= Task directions =
Pull every line holding the string "amid" from the records below.

= Rows =
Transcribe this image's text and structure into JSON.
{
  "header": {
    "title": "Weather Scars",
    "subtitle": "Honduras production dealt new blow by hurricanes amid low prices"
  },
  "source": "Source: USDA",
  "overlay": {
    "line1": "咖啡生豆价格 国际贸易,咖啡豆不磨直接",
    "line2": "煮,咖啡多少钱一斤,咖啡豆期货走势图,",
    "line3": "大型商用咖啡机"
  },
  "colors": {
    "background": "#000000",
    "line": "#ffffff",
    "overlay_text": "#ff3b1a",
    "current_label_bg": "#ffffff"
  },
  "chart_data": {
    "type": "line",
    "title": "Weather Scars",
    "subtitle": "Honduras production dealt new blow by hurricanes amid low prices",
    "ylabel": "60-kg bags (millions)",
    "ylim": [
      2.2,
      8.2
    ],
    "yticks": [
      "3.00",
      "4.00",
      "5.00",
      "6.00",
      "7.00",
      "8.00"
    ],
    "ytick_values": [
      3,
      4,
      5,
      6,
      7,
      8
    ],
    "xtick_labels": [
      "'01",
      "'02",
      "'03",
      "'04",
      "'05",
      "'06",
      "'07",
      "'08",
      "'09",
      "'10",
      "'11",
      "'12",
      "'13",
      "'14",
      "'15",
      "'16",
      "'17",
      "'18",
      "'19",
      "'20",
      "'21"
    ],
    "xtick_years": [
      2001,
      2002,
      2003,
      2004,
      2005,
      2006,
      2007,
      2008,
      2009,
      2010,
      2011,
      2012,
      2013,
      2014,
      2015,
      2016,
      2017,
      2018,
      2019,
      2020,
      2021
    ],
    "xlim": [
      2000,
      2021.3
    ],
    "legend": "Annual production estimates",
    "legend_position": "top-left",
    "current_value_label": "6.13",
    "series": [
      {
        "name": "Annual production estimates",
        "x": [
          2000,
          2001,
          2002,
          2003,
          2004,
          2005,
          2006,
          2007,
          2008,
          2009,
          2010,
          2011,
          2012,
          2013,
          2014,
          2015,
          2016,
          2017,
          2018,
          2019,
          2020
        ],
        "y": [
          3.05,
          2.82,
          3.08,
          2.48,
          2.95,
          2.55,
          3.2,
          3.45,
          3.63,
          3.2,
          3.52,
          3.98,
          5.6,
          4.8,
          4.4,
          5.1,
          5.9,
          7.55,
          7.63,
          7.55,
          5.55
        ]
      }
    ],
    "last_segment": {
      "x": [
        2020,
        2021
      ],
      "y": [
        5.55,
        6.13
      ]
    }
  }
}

= Written response =
    "subtitle": "Honduras production dealt new blow by hurricanes amid low prices"
    "subtitle": "Honduras production dealt new blow by hurricanes amid low prices",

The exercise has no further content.